▸ **What is asked**
Copy the data that follows, character for character, minus the pictures.
----
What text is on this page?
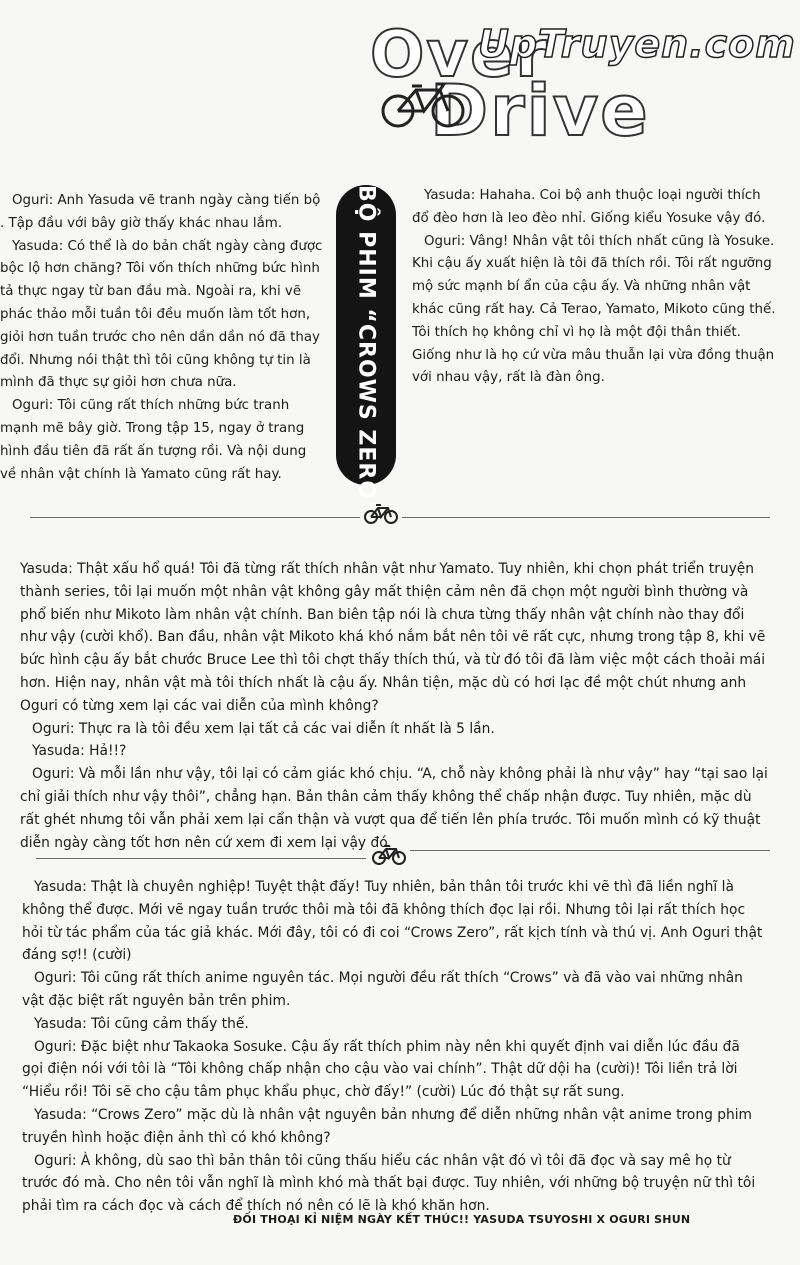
Over
Drive
UpTruyen.com

Oguri: Anh Yasuda vẽ tranh ngày càng tiến bộ . Tập đầu với bây giờ thấy khác nhau lắm.

Yasuda: Có thể là do bản chất ngày càng được bộc lộ hơn chăng? Tôi vốn thích những bức hình tả thực ngay từ ban đầu mà. Ngoài ra, khi vẽ phác thảo mỗi tuần tôi đều muốn làm tốt hơn, giỏi hơn tuần trước cho nên dần dần nó đã thay đổi. Nhưng nói thật thì tôi cũng không tự tin là mình đã thực sự giỏi hơn chưa nữa.

Oguri: Tôi cũng rất thích những bức tranh mạnh mẽ bây giờ. Trong tập 15, ngay ở trang hình đầu tiên đã rất ấn tượng rồi. Và nội dung về nhân vật chính là Yamato cũng rất hay.	BỘ PHIM “CROWS ZERO”	Yasuda: Hahaha. Coi bộ anh thuộc loại người thích đổ đèo hơn là leo đèo nhỉ. Giống kiểu Yosuke vậy đó.

Oguri: Vâng! Nhân vật tôi thích nhất cũng là Yosuke. Khi cậu ấy xuất hiện là tôi đã thích rồi. Tôi rất ngưỡng mộ sức mạnh bí ẩn của cậu ấy. Và những nhân vật khác cũng rất hay. Cả Terao, Yamato, Mikoto cũng thế. Tôi thích họ không chỉ vì họ là một đội thân thiết. Giống như là họ cứ vừa mâu thuẫn lại vừa đồng thuận với nhau vậy, rất là đàn ông.

Yasuda: Thật xấu hổ quá! Tôi đã từng rất thích nhân vật như Yamato. Tuy nhiên, khi chọn phát triển truyện thành series, tôi lại muốn một nhân vật không gây mất thiện cảm nên đã chọn một người bình thường và phổ biến như Mikoto làm nhân vật chính. Ban biên tập nói là chưa từng thấy nhân vật chính nào thay đổi như vậy (cười khổ). Ban đầu, nhân vật Mikoto khá khó nắm bắt nên tôi vẽ rất cực, nhưng trong tập 8, khi vẽ bức hình cậu ấy bắt chước Bruce Lee thì tôi chợt thấy thích thú, và từ đó tôi đã làm việc một cách thoải mái hơn. Hiện nay, nhân vật mà tôi thích nhất là cậu ấy. Nhân tiện, mặc dù có hơi lạc đề một chút nhưng anh Oguri có từng xem lại các vai diễn của mình không?

Oguri: Thực ra là tôi đều xem lại tất cả các vai diễn ít nhất là 5 lần.

Yasuda: Hả!!?

Oguri: Và mỗi lần như vậy, tôi lại có cảm giác khó chịu. “A, chỗ này không phải là như vậy” hay “tại sao lại chỉ giải thích như vậy thôi”, chẳng hạn. Bản thân cảm thấy không thể chấp nhận được. Tuy nhiên, mặc dù rất ghét nhưng tôi vẫn phải xem lại cẩn thận và vượt qua để tiến lên phía trước. Tôi muốn mình có kỹ thuật diễn ngày càng tốt hơn nên cứ xem đi xem lại vậy đó.

Yasuda: Thật là chuyên nghiệp! Tuyệt thật đấy! Tuy nhiên, bản thân tôi trước khi vẽ thì đã liền nghĩ là không thể được. Mới vẽ ngay tuần trước thôi mà tôi đã không thích đọc lại rồi. Nhưng tôi lại rất thích học hỏi từ tác phẩm của tác giả khác. Mới đây, tôi có đi coi “Crows Zero”, rất kịch tính và thú vị. Anh Oguri thật đáng sợ!! (cười)

Oguri: Tôi cũng rất thích anime nguyên tác. Mọi người đều rất thích “Crows” và đã vào vai những nhân vật đặc biệt rất nguyên bản trên phim.

Yasuda: Tôi cũng cảm thấy thế.

Oguri: Đặc biệt như Takaoka Sosuke. Cậu ấy rất thích phim này nên khi quyết định vai diễn lúc đầu đã gọi điện nói với tôi là “Tôi không chấp nhận cho cậu vào vai chính”. Thật dữ dội ha (cười)! Tôi liền trả lời “Hiểu rồi! Tôi sẽ cho cậu tâm phục khẩu phục, chờ đấy!” (cười) Lúc đó thật sự rất sung.

Yasuda: “Crows Zero” mặc dù là nhân vật nguyên bản nhưng để diễn những nhân vật anime trong phim truyền hình hoặc điện ảnh thì có khó không?

Oguri: À không, dù sao thì bản thân tôi cũng thấu hiểu các nhân vật đó vì tôi đã đọc và say mê họ từ trước đó mà. Cho nên tôi vẫn nghĩ là mình khó mà thất bại được. Tuy nhiên, với những bộ truyện nữ thì tôi phải tìm ra cách đọc và cách để thích nó nên có lẽ là khó khăn hơn.

ĐỐI THOẠI KỈ NIỆM NGÀY KẾT THÚC!! YASUDA TSUYOSHI X OGURI SHUN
----
▸ **Solution to the problem**
What text is on this page?
Over
Drive
UpTruyen.com

Oguri: Anh Yasuda vẽ tranh ngày càng tiến bộ . Tập đầu với bây giờ thấy khác nhau lắm.

Yasuda: Có thể là do bản chất ngày càng được bộc lộ hơn chăng? Tôi vốn thích những bức hình tả thực ngay từ ban đầu mà. Ngoài ra, khi vẽ phác thảo mỗi tuần tôi đều muốn làm tốt hơn, giỏi hơn tuần trước cho nên dần dần nó đã thay đổi. Nhưng nói thật thì tôi cũng không tự tin là mình đã thực sự giỏi hơn chưa nữa.

Oguri: Tôi cũng rất thích những bức tranh mạnh mẽ bây giờ. Trong tập 15, ngay ở trang hình đầu tiên đã rất ấn tượng rồi. Và nội dung về nhân vật chính là Yamato cũng rất hay.	BỘ PHIM “CROWS ZERO”	Yasuda: Hahaha. Coi bộ anh thuộc loại người thích đổ đèo hơn là leo đèo nhỉ. Giống kiểu Yosuke vậy đó.

Oguri: Vâng! Nhân vật tôi thích nhất cũng là Yosuke. Khi cậu ấy xuất hiện là tôi đã thích rồi. Tôi rất ngưỡng mộ sức mạnh bí ẩn của cậu ấy. Và những nhân vật khác cũng rất hay. Cả Terao, Yamato, Mikoto cũng thế. Tôi thích họ không chỉ vì họ là một đội thân thiết. Giống như là họ cứ vừa mâu thuẫn lại vừa đồng thuận với nhau vậy, rất là đàn ông.

Yasuda: Thật xấu hổ quá! Tôi đã từng rất thích nhân vật như Yamato. Tuy nhiên, khi chọn phát triển truyện thành series, tôi lại muốn một nhân vật không gây mất thiện cảm nên đã chọn một người bình thường và phổ biến như Mikoto làm nhân vật chính. Ban biên tập nói là chưa từng thấy nhân vật chính nào thay đổi như vậy (cười khổ). Ban đầu, nhân vật Mikoto khá khó nắm bắt nên tôi vẽ rất cực, nhưng trong tập 8, khi vẽ bức hình cậu ấy bắt chước Bruce Lee thì tôi chợt thấy thích thú, và từ đó tôi đã làm việc một cách thoải mái hơn. Hiện nay, nhân vật mà tôi thích nhất là cậu ấy. Nhân tiện, mặc dù có hơi lạc đề một chút nhưng anh Oguri có từng xem lại các vai diễn của mình không?

Oguri: Thực ra là tôi đều xem lại tất cả các vai diễn ít nhất là 5 lần.

Yasuda: Hả!!?

Oguri: Và mỗi lần như vậy, tôi lại có cảm giác khó chịu. “A, chỗ này không phải là như vậy” hay “tại sao lại chỉ giải thích như vậy thôi”, chẳng hạn. Bản thân cảm thấy không thể chấp nhận được. Tuy nhiên, mặc dù rất ghét nhưng tôi vẫn phải xem lại cẩn thận và vượt qua để tiến lên phía trước. Tôi muốn mình có kỹ thuật diễn ngày càng tốt hơn nên cứ xem đi xem lại vậy đó.

Yasuda: Thật là chuyên nghiệp! Tuyệt thật đấy! Tuy nhiên, bản thân tôi trước khi vẽ thì đã liền nghĩ là không thể được. Mới vẽ ngay tuần trước thôi mà tôi đã không thích đọc lại rồi. Nhưng tôi lại rất thích học hỏi từ tác phẩm của tác giả khác. Mới đây, tôi có đi coi “Crows Zero”, rất kịch tính và thú vị. Anh Oguri thật đáng sợ!! (cười)

Oguri: Tôi cũng rất thích anime nguyên tác. Mọi người đều rất thích “Crows” và đã vào vai những nhân vật đặc biệt rất nguyên bản trên phim.

Yasuda: Tôi cũng cảm thấy thế.

Oguri: Đặc biệt như Takaoka Sosuke. Cậu ấy rất thích phim này nên khi quyết định vai diễn lúc đầu đã gọi điện nói với tôi là “Tôi không chấp nhận cho cậu vào vai chính”. Thật dữ dội ha (cười)! Tôi liền trả lời “Hiểu rồi! Tôi sẽ cho cậu tâm phục khẩu phục, chờ đấy!” (cười) Lúc đó thật sự rất sung.

Yasuda: “Crows Zero” mặc dù là nhân vật nguyên bản nhưng để diễn những nhân vật anime trong phim truyền hình hoặc điện ảnh thì có khó không?

Oguri: À không, dù sao thì bản thân tôi cũng thấu hiểu các nhân vật đó vì tôi đã đọc và say mê họ từ trước đó mà. Cho nên tôi vẫn nghĩ là mình khó mà thất bại được. Tuy nhiên, với những bộ truyện nữ thì tôi phải tìm ra cách đọc và cách để thích nó nên có lẽ là khó khăn hơn.

ĐỐI THOẠI KỈ NIỆM NGÀY KẾT THÚC!! YASUDA TSUYOSHI X OGURI SHUN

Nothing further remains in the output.